● Tareas requeridas
1 - En el texto sobre los cien días de Peña Nieto, ¿qué encarcelamiento se menciona como parte de la agenda de venganzas políticas de Carlos Salinas?
2 - Escribe la continuación del texto sobre los cien días de Peña Nieto a partir de su última oración.

● Texto fuente
□ □ □ □ □ □ □

A cien días de asumir la Presidencia,
Enrique Peña Nieto ofreció resultados a la oligarquía que lo
impuso en el poder y al resto de la sociedad le ofreció un repaso de
sus promesas de campaña. En lo inmediato, Peña logró uncir a la
formalidad política del país –una cáscara rajada y cada vez más
precaria– al proyecto de gobierno: un “gobierno fuerte”
instituido sobre la base, según se quiera ver, de “acuerdos y
consensos” o bien de negociaciones para repartir prebendas y cuotas
entre tres franquicias electorales, las mayores, que se representan
muy bien a sí mismas; consiguió, además, imponer una reforma
educativa privatizadora y contraria al sentido constitucional de la
enseñanza gratuita; por añadidura, empezó a gestionar la agenda de
venganzas políticas de su mentor, Carlos Salinas, mediante el
encarcelamiento de Elba Esther Gordillo y el descobijo de Ernesto
Zedillo, a quien Calderón dejó en herencia una solicitud de
impunidad ante la justicia estadunidense; asimismo, el régimen se
apresta a establecer nuevas reglas de arbitraje y mediación entre
los consorcios que se reparten el grueso de las telecomunicaciones
del país con el propósito de impedir enfrentamientos entre éstos,
mas no para democratizar en modo alguno el acceso a los medios ni
para desmontar la red mafiosa que vincula a los concesionarios con
las facciones principales de la clase política. La apertura, en todo
caso, no será hacia la sociedad sino hacia los capitales mediáticos
extranjeros.

□ □ □ □ □ □ □

● Información proporcionada
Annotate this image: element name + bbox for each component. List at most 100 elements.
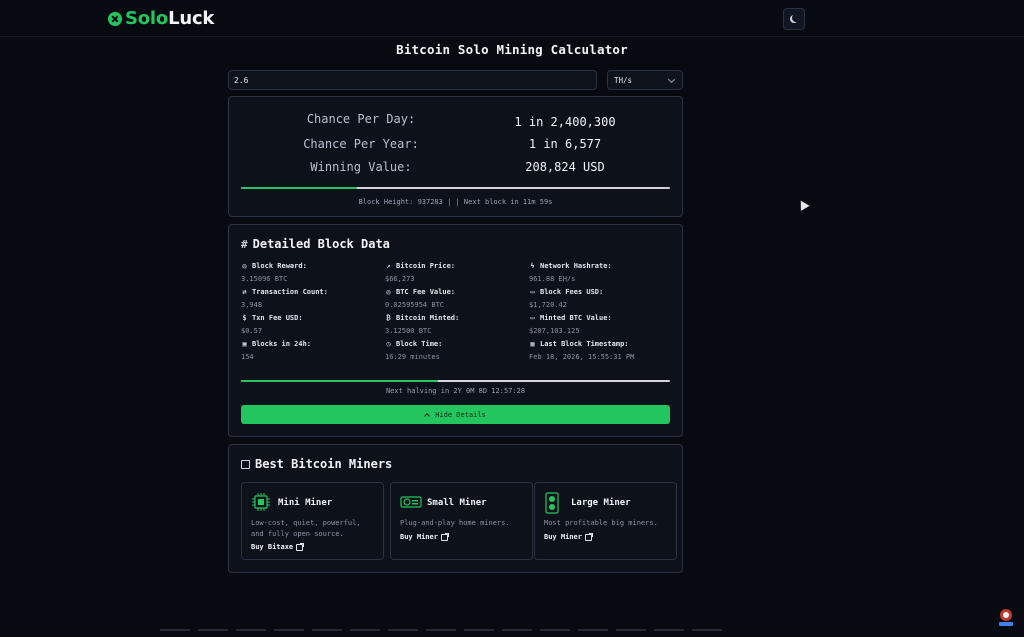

□ □ □ □ □ □ □

● Resultados por tarea
1 - El de Elba Esther Gordillo.

2 -
Fuera de esos logros, que constituyen
buenas medidas de afinación y ajuste para que el régimen
oligárquico siga funcionando, el resto es una andanada de promesas
huecas y gestos demagógicos y ofensivos, como esa “cruzada contra
el hambre” –que es en realidad un perfeccionamiento de los
mecanismos electoreros para cambiar comida por votos para candidatos
oficialistas–, o como la transformación del “70 y más” en una
limosna para mayores de 65 años, una imitación reducida, devaluada
y atrasada de la pensión universal para adultos mayores que propuso
López Obrador en 2006. La medida es esclarecedora por cuanto
constituye un ejemplo de lo que Peña y su grupo consideran “un
piso básico de bienestar social en el que todos los mexicanos tengan
cubiertas sus necesidades elementales”: 17.50 pesos diarios, es
decir, 38 centavos de dólar por encima de la línea trazada a tontas
y a locas por el Banco Mundial, hace ya algunas décadas, para
definir el umbral de pobreza extrema.
Particularmente patética es la
alharaca peñista sobre las medidas contra la delincuencia y la
violencia, habida cuenta que esos dos fenómenos se mantienen en los
mismos niveles a los que fueron llevados por el calderonato y, lo más
triste, que no hay perspectiva alguna de que amainen porque son
expresiones de la extremada descomposición del régimen político y
de la doctrina económica imperante.
Otro “logro” de entre los
enumerados es que “se está trabajando en una Ley Nacional de
Responsabilidad Hacendaria y Deuda Pública” para “prevenir el
endeudamiento excesivo de algunas autoridades”. Se sospecha que
algunas entidades gobernadas por priístas se endeudaron en forma
obscena en 2011 y 2012 justamente para sufragar los astronómicos
gastos de campaña del orador; la promesa, entonces, es tapar el pozo
una vez que se ha ahogado en él la democracia.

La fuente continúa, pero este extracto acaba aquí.